§ What is asked: Print all entries word for word.

§ Record set:
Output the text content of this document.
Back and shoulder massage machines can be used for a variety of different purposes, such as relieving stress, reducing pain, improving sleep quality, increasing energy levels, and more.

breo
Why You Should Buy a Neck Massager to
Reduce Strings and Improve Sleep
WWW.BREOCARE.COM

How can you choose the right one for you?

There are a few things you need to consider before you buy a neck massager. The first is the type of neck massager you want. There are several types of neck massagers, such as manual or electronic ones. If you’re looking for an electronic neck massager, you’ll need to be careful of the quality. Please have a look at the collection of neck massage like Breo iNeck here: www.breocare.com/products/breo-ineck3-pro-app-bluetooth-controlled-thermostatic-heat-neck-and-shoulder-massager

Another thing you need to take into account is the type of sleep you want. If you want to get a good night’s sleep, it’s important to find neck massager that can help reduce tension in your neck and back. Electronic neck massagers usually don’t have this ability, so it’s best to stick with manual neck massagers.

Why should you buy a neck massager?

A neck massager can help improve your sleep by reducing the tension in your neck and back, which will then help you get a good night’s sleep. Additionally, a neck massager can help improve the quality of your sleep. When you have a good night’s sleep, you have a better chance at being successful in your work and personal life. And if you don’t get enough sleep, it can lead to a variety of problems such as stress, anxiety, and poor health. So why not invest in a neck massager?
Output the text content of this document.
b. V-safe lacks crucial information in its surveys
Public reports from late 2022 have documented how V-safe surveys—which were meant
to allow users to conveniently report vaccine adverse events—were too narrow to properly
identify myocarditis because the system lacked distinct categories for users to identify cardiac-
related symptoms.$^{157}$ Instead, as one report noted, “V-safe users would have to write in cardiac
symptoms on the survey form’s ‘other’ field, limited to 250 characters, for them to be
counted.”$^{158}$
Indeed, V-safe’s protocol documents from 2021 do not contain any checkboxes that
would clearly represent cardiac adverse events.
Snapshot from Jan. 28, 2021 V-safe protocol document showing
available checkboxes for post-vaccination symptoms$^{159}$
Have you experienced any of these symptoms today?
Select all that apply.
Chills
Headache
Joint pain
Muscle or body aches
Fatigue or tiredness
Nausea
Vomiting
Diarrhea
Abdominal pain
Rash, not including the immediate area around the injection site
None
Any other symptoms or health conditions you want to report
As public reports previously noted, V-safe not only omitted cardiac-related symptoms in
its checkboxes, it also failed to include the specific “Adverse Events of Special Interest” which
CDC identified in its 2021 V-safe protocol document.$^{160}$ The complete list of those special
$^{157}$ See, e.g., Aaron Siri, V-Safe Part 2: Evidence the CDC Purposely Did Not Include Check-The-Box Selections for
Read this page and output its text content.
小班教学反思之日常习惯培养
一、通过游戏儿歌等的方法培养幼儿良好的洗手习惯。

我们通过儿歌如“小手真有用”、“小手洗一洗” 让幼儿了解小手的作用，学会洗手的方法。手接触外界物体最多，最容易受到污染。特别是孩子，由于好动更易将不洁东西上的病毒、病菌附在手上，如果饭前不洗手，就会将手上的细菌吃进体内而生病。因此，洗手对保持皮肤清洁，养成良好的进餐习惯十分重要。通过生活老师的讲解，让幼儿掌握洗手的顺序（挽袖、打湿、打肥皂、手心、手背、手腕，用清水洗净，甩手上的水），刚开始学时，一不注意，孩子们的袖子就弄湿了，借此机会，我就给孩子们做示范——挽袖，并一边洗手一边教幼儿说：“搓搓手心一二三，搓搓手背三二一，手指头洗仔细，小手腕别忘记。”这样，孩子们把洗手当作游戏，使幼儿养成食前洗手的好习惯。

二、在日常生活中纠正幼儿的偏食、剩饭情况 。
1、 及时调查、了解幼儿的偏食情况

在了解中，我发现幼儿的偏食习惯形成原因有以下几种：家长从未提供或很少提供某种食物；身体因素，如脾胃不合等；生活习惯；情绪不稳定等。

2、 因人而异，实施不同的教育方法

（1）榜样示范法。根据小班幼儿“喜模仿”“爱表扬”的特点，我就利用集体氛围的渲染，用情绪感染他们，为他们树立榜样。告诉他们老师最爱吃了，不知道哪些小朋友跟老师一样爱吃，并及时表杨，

§ Exercise result:
Output the text content of this document.
Back and shoulder massage machines can be used for a variety of different purposes, such as relieving stress, reducing pain, improving sleep quality, increasing energy levels, and more.

breo
Why You Should Buy a Neck Massager to
Reduce Strings and Improve Sleep
WWW.BREOCARE.COM

How can you choose the right one for you?

There are a few things you need to consider before you buy a neck massager. The first is the type of neck massager you want. There are several types of neck massagers, such as manual or electronic ones. If you’re looking for an electronic neck massager, you’ll need to be careful of the quality. Please have a look at the collection of neck massage like Breo iNeck here: www.breocare.com/products/breo-ineck3-pro-app-bluetooth-controlled-thermostatic-heat-neck-and-shoulder-massager

Another thing you need to take into account is the type of sleep you want. If you want to get a good night’s sleep, it’s important to find neck massager that can help reduce tension in your neck and back. Electronic neck massagers usually don’t have this ability, so it’s best to stick with manual neck massagers.

Why should you buy a neck massager?

A neck massager can help improve your sleep by reducing the tension in your neck and back, which will then help you get a good night’s sleep. Additionally, a neck massager can help improve the quality of your sleep. When you have a good night’s sleep, you have a better chance at being successful in your work and personal life. And if you don’t get enough sleep, it can lead to a variety of problems such as stress, anxiety, and poor health. So why not invest in a neck massager?
Output the text content of this document.
b. V-safe lacks crucial information in its surveys
Public reports from late 2022 have documented how V-safe surveys—which were meant
to allow users to conveniently report vaccine adverse events—were too narrow to properly
identify myocarditis because the system lacked distinct categories for users to identify cardiac-
related symptoms.$^{157}$ Instead, as one report noted, “V-safe users would have to write in cardiac
symptoms on the survey form’s ‘other’ field, limited to 250 characters, for them to be
counted.”$^{158}$
Indeed, V-safe’s protocol documents from 2021 do not contain any checkboxes that
would clearly represent cardiac adverse events.
Snapshot from Jan. 28, 2021 V-safe protocol document showing
available checkboxes for post-vaccination symptoms$^{159}$
Have you experienced any of these symptoms today?
Select all that apply.
Chills
Headache
Joint pain
Muscle or body aches
Fatigue or tiredness
Nausea
Vomiting
Diarrhea
Abdominal pain
Rash, not including the immediate area around the injection site
None
Any other symptoms or health conditions you want to report
As public reports previously noted, V-safe not only omitted cardiac-related symptoms in
its checkboxes, it also failed to include the specific “Adverse Events of Special Interest” which
CDC identified in its 2021 V-safe protocol document.$^{160}$ The complete list of those special
$^{157}$ See, e.g., Aaron Siri, V-Safe Part 2: Evidence the CDC Purposely Did Not Include Check-The-Box Selections for
Read this page and output its text content.
小班教学反思之日常习惯培养
一、通过游戏儿歌等的方法培养幼儿良好的洗手习惯。

我们通过儿歌如“小手真有用”、“小手洗一洗” 让幼儿了解小手的作用，学会洗手的方法。手接触外界物体最多，最容易受到污染。特别是孩子，由于好动更易将不洁东西上的病毒、病菌附在手上，如果饭前不洗手，就会将手上的细菌吃进体内而生病。因此，洗手对保持皮肤清洁，养成良好的进餐习惯十分重要。通过生活老师的讲解，让幼儿掌握洗手的顺序（挽袖、打湿、打肥皂、手心、手背、手腕，用清水洗净，甩手上的水），刚开始学时，一不注意，孩子们的袖子就弄湿了，借此机会，我就给孩子们做示范——挽袖，并一边洗手一边教幼儿说：“搓搓手心一二三，搓搓手背三二一，手指头洗仔细，小手腕别忘记。”这样，孩子们把洗手当作游戏，使幼儿养成食前洗手的好习惯。

二、在日常生活中纠正幼儿的偏食、剩饭情况 。
1、 及时调查、了解幼儿的偏食情况

在了解中，我发现幼儿的偏食习惯形成原因有以下几种：家长从未提供或很少提供某种食物；身体因素，如脾胃不合等；生活习惯；情绪不稳定等。

2、 因人而异，实施不同的教育方法

（1）榜样示范法。根据小班幼儿“喜模仿”“爱表扬”的特点，我就利用集体氛围的渲染，用情绪感染他们，为他们树立榜样。告诉他们老师最爱吃了，不知道哪些小朋友跟老师一样爱吃，并及时表杨，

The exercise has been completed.